### GIVEN PROBLEM
What follows is a set of records, each of which is to be written out exactly.

Data records:
* * * * * * * * *
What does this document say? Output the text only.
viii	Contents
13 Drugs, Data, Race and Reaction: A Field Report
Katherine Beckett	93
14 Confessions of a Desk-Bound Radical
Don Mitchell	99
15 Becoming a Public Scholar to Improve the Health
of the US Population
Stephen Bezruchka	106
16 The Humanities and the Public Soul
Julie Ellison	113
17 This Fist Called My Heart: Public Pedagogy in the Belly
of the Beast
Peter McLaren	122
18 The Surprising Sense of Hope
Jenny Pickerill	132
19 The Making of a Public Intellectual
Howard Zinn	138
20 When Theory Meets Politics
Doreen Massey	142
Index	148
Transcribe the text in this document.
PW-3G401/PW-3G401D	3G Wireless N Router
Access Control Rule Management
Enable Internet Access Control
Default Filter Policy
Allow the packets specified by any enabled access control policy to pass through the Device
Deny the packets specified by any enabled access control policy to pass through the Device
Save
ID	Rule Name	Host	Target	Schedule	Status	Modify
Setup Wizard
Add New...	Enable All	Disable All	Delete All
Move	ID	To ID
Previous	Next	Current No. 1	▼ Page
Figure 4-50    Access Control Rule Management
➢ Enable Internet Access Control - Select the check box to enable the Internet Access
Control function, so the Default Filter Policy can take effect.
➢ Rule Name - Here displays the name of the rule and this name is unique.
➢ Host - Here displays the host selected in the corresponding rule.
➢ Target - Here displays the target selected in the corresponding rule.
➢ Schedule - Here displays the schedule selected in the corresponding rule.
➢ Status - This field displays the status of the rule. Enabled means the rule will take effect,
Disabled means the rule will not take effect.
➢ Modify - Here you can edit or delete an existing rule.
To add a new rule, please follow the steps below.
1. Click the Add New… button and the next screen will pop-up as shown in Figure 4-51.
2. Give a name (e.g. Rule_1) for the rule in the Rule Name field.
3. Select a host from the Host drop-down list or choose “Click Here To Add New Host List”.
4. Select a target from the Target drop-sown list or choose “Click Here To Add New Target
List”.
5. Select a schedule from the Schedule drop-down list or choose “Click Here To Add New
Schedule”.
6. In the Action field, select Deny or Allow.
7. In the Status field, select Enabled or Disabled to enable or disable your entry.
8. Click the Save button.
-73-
* * * * * * * * *
### RESPONSE TO THE TASK
What does this document say? Output the text only.
viii	Contents
13 Drugs, Data, Race and Reaction: A Field Report
Katherine Beckett	93
14 Confessions of a Desk-Bound Radical
Don Mitchell	99
15 Becoming a Public Scholar to Improve the Health
of the US Population
Stephen Bezruchka	106
16 The Humanities and the Public Soul
Julie Ellison	113
17 This Fist Called My Heart: Public Pedagogy in the Belly
of the Beast
Peter McLaren	122
18 The Surprising Sense of Hope
Jenny Pickerill	132
19 The Making of a Public Intellectual
Howard Zinn	138
20 When Theory Meets Politics
Doreen Massey	142
Index	148
Transcribe the text in this document.
PW-3G401/PW-3G401D	3G Wireless N Router
Access Control Rule Management
Enable Internet Access Control
Default Filter Policy
Allow the packets specified by any enabled access control policy to pass through the Device
Deny the packets specified by any enabled access control policy to pass through the Device
Save
ID	Rule Name	Host	Target	Schedule	Status	Modify
Setup Wizard
Add New...	Enable All	Disable All	Delete All
Move	ID	To ID
Previous	Next	Current No. 1	▼ Page
Figure 4-50    Access Control Rule Management
➢ Enable Internet Access Control - Select the check box to enable the Internet Access
Control function, so the Default Filter Policy can take effect.
➢ Rule Name - Here displays the name of the rule and this name is unique.
➢ Host - Here displays the host selected in the corresponding rule.
➢ Target - Here displays the target selected in the corresponding rule.
➢ Schedule - Here displays the schedule selected in the corresponding rule.
➢ Status - This field displays the status of the rule. Enabled means the rule will take effect,
Disabled means the rule will not take effect.
➢ Modify - Here you can edit or delete an existing rule.
To add a new rule, please follow the steps below.
1. Click the Add New… button and the next screen will pop-up as shown in Figure 4-51.
2. Give a name (e.g. Rule_1) for the rule in the Rule Name field.
3. Select a host from the Host drop-down list or choose “Click Here To Add New Host List”.
4. Select a target from the Target drop-sown list or choose “Click Here To Add New Target
List”.
5. Select a schedule from the Schedule drop-down list or choose “Click Here To Add New
Schedule”.
6. In the Action field, select Deny or Allow.
7. In the Status field, select Enabled or Disabled to enable or disable your entry.
8. Click the Save button.
-73-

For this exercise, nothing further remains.